**Job A**
In the forum thread about building a bed, what project does Gaffboat say has to come before making the floating nightstands?
**Job B**
Continue the forum thread about building a bed past its last line.

Gaffboat, really nice plans. Did you build the bed? How did the headboard and nightstands work out? Any gotchas?

We're thinking we might build this...

-Dave


----------



## Gaffboat (Mar 11, 2012)

ajax247 said:


> Gaffboat, really nice plans. Did you build the bed? How did the headboard and nightstands work out? Any gotchas?
> 
> We're thinking we might build this...
> 
> -Dave


You know how the best intentions often go awry? I violated one of the major marriage tenents ... Never let a project drag on too long.:laugh: My wife decided we needed a new mattress NOW. Then since the mattress was going to be delivered in a week we needed a new bed ... NOW. "But dear ... I was ... but .... I have plans ... yes dear." :wub: If you're married, you know the drill. So the short answer is a bed was purchased rather than built. I may still make some floating nightstands but that's after the new honeydo of a total bathroom remodel. So the main gotcha is: start the project and get if finished or you'll only enjoy it from watching someone else do it. After 37 years of marriage you'd think I would know this.


----------



## UPSS (Sep 3, 2013)

**Recorded information**

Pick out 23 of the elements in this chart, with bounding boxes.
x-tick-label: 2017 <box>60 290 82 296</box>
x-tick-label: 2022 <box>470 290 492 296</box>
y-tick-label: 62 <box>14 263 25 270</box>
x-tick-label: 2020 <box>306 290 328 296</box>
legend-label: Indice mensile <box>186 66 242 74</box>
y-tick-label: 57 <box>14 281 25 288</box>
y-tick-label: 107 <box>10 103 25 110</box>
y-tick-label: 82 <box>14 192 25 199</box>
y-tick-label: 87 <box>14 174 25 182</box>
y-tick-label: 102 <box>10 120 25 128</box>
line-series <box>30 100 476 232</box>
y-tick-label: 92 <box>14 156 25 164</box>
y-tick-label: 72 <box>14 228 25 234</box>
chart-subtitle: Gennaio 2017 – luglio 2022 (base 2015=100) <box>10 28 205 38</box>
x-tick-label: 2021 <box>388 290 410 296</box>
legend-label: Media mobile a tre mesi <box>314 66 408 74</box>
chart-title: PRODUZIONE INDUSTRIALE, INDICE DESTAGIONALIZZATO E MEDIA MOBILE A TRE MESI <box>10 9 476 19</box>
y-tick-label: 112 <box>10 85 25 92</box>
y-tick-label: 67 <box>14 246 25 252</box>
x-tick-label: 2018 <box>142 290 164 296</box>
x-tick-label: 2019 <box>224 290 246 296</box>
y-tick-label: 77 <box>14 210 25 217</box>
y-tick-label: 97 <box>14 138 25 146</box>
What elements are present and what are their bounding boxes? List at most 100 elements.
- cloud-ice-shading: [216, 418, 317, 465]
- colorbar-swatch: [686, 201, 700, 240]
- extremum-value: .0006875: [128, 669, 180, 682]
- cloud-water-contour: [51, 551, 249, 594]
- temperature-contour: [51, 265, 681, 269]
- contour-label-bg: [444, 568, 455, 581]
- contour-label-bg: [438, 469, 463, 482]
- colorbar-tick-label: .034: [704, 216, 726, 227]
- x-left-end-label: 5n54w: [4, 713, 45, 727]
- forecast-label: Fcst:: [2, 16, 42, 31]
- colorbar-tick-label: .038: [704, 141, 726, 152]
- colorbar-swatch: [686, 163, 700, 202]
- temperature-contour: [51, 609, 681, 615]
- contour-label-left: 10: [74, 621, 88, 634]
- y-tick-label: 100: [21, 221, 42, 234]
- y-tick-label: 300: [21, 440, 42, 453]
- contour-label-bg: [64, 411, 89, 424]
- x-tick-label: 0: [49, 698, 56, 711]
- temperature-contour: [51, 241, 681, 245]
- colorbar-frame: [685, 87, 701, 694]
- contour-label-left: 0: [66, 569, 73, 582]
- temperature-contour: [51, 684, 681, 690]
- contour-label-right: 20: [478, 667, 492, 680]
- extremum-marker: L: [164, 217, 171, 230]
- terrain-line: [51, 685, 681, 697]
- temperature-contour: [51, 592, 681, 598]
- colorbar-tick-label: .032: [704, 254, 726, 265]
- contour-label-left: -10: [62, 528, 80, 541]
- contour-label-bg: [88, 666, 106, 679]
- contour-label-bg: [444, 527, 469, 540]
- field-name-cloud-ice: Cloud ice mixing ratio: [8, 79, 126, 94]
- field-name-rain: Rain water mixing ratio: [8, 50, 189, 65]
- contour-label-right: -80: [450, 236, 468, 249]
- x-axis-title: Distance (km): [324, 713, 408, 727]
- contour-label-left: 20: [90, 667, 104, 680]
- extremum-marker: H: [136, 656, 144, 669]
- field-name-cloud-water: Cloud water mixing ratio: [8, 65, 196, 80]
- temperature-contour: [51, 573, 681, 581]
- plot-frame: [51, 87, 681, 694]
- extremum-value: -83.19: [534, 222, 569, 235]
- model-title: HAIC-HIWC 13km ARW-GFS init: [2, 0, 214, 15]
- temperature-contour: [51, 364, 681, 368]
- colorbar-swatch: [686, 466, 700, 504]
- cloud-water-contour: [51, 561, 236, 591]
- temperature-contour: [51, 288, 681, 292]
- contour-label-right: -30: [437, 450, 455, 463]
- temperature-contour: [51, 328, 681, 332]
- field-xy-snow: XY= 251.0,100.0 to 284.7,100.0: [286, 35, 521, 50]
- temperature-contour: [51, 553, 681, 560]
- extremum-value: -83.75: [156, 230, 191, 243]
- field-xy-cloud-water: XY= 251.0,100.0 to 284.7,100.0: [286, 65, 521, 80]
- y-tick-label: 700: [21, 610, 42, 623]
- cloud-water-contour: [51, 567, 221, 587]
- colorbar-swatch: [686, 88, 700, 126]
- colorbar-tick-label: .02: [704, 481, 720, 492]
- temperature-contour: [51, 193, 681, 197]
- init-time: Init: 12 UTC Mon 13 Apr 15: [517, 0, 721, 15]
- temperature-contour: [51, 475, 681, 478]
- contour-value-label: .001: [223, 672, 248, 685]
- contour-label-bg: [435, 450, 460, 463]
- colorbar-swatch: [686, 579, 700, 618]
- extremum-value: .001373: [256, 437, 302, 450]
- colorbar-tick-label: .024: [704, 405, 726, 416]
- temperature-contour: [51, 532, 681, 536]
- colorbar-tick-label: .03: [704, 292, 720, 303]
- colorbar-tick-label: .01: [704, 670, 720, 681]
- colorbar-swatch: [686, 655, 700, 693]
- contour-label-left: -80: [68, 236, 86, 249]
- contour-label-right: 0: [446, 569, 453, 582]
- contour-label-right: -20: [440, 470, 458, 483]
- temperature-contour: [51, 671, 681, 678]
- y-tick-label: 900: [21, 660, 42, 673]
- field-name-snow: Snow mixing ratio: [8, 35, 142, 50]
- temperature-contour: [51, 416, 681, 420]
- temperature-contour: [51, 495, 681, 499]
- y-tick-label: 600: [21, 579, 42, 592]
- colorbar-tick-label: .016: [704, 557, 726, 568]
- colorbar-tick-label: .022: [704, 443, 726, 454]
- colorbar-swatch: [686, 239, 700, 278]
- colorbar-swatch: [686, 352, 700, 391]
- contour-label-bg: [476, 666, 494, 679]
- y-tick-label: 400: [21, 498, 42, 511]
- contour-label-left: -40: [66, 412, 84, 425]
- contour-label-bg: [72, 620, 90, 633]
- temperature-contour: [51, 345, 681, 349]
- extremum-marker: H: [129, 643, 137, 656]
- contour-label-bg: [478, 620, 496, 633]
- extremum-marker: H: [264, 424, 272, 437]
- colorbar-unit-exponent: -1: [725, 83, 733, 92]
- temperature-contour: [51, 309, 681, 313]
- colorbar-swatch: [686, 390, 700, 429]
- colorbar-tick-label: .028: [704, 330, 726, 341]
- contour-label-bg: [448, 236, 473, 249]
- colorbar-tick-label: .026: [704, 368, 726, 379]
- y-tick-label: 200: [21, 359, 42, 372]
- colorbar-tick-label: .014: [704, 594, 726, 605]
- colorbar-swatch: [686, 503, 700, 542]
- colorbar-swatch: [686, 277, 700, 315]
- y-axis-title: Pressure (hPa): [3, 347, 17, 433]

**Reply A**
A total bathroom remodel.

**Reply B**
I am looking for some opinions/criticisms. I found this storage bed picture on line a while ago and unfortunately I cannot find it any longer so I cannot credit the original builder. What do you guys think of this design?

I am planning to to reproduce it with some modifications. Queen size, 4 drawer only, 29"x29"x9" each with the 2 remaining spaces (~18") by the head just covered as it will be blocked the my night tables. What do you think of using particle board for these drawers?


----------



## Gaffboat (Mar 11, 2012)

UPSS said:


> I am looking for some opinions/criticisms. I found this storage bed picture on line a while ago and unfortunately I cannot find it any longer so I cannot credit the original builder. What do you guys think of this design?
> 
> I am planning to to reproduce it with some modifications. Queen size, 4 drawer only, 29"x29"x9" each with the 2 remaining spaces (~18") by the head just covered as it will be blocked the my night tables. What do you think of using particle board for these drawers?


The original image is a Captain's Bed project from Brewster Software Development's Woodworking Gallery. Making only four drawers and leaving the rest for night tables makes sense. I would at least use plywood rather than particle board for the drawers.


----------



## berry (Oct 17, 2005)

Welcome.

If your local library gets _Woodsmith_ or _Wood Magazine_. I think I can lookup beds in their index and give you some leads.


----------



## UPSS (Sep 3, 2013)

Gaffboat said:


> The original image is a Captain's Bed project from Brewster Software Development's Woodworking Gallery. Making only four drawers and leaving the rest for night tables makes sense. I would at least use plywood rather than particle board for the drawers.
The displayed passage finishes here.